Excerpted text —
-- BEGIN --
You can leave Yosemite, over Tioga Pass (Hwy 120) to Lee Vining, visit Mono Lake.

You can try to squeese in Bodie, but may not have time.

From Lee Vining you have a couple routes...

If you skip Bodie, from Mono Lake (and Lee Vining and gas) head a few miles south on 395 to Hwy 120 east... It will take you along the south side of the lake, through a high desert yellow pine forest. eventually passing through the semi abandoned Benton Springs meeting Hwy 6 at Benton (sometimes called Benton Station (again, gas) You head north on Hwy 6 climbing out of the Owens Valley and slipping into Nevada at Montgomery Pass... You reach the Jct of Hwy 95 and Hwy 6, and continue north (right turn at the Jct) on 6 north to Tonopah... (gas) Tonopah is still ocupied, but is something of a ghost town... the mining museum is very nice (the entrance is a block behind the Mitzpah Hotel

At the top of the hill Hwy 95 continues while Hwy 6 turns left towards Ely... It is 186 miles from Tonopah to Ely without services... Ely is a still active copper mining town, with a particularly spectaular historic railroad, the Nevada Northern. Great Basin is about an hour beyond Ely...
-- END --
What you will do —
- A) Answer these from the road-trip directions:
(i) Which pass leads from Yosemite to Lee Vining?
(ii) Where is the entrance to the mining museum in Tonopah?
(iii) How many miles separate Tonopah and Ely without services?
- B) Put this sentence from the road-trip directions into Spanish: "It is 186 miles from Tonopah to Ely without services."
- C) Go on with the road-trip directions, starting after their last sentence.
The material that comes next is separate from the road-trip directions.

Recorded data —
-- BEGIN --
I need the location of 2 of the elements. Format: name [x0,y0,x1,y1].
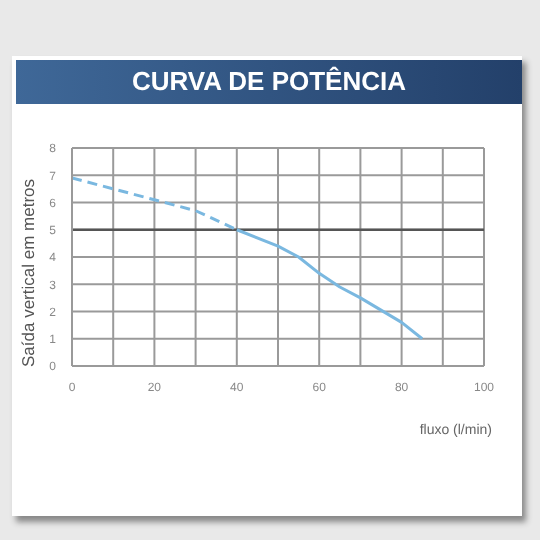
-- END --
Expected responses —
- A)
(i) Tioga Pass (Hwy 120).
(ii) A block behind the Mitzpah Hotel.
(iii) 186 miles.

- B) Son 186 millas de Tonopah a Ely sin servicios.

- C)
Great Basin is a very interesting National Park... all about elevation change and the different plants and animals found as you climb... It is surprisingly green...

The second route to Big Basin would be north from Lee Vining (towards Bodie) then east to Hawthorn Nevada. At Hawthorn (gas) you have to either head north or south on Hwy 95... South an hour to the Jct with Hwy 6, then east on 6 to Tonopah, or North on 95 heading east on Hwy 50 (called the Loneliest Road, but anyone who knows Nevada knows that Hwy 6 is the real loneliest road) There is gas on this route at Hawthorn, Shirtz, Fallon, Austin (ghost town) and Eureka... before reaching Ely. This road follows the route of the Pony Express

According to Google it is 300 miles/5 hours from Lee Vining to Ely via Hwy 120 and Hwy 6, it is 333 miles and 5.5 hours via Hawthorn and Tonopah, and 388 and 6.25 hours via Hwy 50....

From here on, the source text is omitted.